- _Task_
Scan the data. Collect each line that contains the word "JSON".

- _Data listing_

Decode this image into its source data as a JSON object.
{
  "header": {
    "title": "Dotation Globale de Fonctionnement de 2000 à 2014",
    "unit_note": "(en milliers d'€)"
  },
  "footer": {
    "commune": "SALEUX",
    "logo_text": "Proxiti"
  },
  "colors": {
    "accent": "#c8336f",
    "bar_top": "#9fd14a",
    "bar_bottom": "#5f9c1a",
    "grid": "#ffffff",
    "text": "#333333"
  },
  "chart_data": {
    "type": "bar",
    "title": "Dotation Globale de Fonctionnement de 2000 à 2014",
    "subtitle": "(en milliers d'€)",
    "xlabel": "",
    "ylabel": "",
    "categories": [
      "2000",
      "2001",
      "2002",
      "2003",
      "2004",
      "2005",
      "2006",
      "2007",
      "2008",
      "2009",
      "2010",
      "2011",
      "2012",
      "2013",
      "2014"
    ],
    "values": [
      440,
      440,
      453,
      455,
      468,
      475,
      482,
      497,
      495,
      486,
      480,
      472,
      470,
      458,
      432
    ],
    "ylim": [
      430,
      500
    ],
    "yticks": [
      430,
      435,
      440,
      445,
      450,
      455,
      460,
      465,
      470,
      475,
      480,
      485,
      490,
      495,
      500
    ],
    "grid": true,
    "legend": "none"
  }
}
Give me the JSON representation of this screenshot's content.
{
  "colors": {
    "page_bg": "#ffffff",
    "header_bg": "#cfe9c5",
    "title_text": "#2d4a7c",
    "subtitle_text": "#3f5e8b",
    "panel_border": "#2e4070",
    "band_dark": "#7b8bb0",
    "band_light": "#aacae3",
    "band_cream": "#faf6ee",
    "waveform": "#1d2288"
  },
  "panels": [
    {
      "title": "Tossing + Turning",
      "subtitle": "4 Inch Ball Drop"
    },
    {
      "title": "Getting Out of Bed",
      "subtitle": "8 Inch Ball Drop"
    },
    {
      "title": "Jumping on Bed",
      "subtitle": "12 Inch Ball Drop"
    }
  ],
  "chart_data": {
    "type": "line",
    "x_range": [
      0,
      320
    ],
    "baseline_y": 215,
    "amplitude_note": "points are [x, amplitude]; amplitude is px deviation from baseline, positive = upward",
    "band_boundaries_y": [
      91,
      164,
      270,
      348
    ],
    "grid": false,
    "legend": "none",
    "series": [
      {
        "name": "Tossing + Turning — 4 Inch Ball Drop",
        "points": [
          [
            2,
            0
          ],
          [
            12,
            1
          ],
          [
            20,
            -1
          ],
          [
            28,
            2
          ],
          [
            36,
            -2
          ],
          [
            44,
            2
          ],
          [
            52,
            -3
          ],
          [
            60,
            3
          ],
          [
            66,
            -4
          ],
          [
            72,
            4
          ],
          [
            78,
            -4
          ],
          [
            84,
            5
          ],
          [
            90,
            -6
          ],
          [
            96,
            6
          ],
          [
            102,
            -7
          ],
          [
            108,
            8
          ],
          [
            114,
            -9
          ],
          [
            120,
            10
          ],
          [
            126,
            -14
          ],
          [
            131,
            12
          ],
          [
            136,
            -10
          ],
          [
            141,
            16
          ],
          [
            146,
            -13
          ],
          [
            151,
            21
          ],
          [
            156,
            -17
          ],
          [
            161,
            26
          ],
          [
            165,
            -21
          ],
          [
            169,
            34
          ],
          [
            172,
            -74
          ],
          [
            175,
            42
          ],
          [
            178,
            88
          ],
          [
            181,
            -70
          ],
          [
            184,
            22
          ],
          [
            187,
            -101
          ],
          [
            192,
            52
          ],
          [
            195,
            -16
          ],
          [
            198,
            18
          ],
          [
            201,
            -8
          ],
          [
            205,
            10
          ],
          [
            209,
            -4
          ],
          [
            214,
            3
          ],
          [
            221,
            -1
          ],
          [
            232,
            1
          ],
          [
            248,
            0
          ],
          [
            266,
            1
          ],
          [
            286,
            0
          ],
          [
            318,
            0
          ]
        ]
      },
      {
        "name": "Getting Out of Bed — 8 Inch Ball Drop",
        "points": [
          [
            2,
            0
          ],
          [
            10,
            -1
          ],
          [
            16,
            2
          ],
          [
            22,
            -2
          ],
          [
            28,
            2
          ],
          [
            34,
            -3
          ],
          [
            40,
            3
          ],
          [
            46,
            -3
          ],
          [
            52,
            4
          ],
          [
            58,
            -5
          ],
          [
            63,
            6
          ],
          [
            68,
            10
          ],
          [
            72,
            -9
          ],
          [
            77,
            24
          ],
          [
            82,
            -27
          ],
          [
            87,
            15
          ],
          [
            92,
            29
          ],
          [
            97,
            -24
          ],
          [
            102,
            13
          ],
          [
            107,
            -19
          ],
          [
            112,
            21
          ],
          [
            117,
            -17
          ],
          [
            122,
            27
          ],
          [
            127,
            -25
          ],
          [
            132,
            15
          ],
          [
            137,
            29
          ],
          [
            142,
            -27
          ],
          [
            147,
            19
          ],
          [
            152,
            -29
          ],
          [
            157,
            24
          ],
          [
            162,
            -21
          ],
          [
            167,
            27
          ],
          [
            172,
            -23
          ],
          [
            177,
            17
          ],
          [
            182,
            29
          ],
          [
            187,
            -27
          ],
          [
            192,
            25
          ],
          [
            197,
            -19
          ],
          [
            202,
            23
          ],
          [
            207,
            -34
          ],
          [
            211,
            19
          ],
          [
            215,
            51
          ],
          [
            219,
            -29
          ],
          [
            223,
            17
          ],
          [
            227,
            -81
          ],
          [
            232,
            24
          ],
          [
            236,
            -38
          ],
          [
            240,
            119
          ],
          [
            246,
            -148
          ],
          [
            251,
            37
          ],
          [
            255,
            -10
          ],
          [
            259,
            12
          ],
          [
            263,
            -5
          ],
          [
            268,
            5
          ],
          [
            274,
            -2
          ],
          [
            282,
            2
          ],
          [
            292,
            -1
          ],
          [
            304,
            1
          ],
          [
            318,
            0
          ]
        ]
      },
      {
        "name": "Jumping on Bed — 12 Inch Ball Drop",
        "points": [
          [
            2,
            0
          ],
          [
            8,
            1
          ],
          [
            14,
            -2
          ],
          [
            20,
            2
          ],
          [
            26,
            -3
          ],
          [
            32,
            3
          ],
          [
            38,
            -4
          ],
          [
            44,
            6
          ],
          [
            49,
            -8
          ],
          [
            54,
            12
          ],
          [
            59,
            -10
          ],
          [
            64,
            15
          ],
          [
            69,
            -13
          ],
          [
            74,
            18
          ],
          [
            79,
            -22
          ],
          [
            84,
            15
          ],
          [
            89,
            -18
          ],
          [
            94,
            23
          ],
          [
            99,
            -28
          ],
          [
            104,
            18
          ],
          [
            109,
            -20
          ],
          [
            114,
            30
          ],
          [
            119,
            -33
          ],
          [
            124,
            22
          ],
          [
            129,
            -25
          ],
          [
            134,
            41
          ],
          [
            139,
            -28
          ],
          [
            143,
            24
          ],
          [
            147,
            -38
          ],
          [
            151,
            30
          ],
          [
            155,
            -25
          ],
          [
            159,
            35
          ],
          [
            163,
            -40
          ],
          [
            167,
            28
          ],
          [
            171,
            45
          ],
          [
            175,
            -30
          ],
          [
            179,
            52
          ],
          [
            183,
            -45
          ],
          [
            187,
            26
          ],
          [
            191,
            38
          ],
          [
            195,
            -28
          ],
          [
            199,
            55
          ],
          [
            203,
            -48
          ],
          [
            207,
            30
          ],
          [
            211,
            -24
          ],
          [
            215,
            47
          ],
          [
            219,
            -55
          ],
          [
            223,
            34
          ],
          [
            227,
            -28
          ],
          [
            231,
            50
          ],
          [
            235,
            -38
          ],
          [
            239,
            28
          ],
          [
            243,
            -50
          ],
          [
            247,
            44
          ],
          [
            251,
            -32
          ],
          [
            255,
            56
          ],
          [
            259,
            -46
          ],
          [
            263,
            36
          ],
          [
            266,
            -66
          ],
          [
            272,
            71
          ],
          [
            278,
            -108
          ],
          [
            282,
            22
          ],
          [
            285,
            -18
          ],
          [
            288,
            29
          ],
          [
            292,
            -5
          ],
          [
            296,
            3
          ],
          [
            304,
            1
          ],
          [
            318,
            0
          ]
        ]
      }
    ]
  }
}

- _Finished exercise_
Decode this image into its source data as a JSON object.
Give me the JSON representation of this screenshot's content.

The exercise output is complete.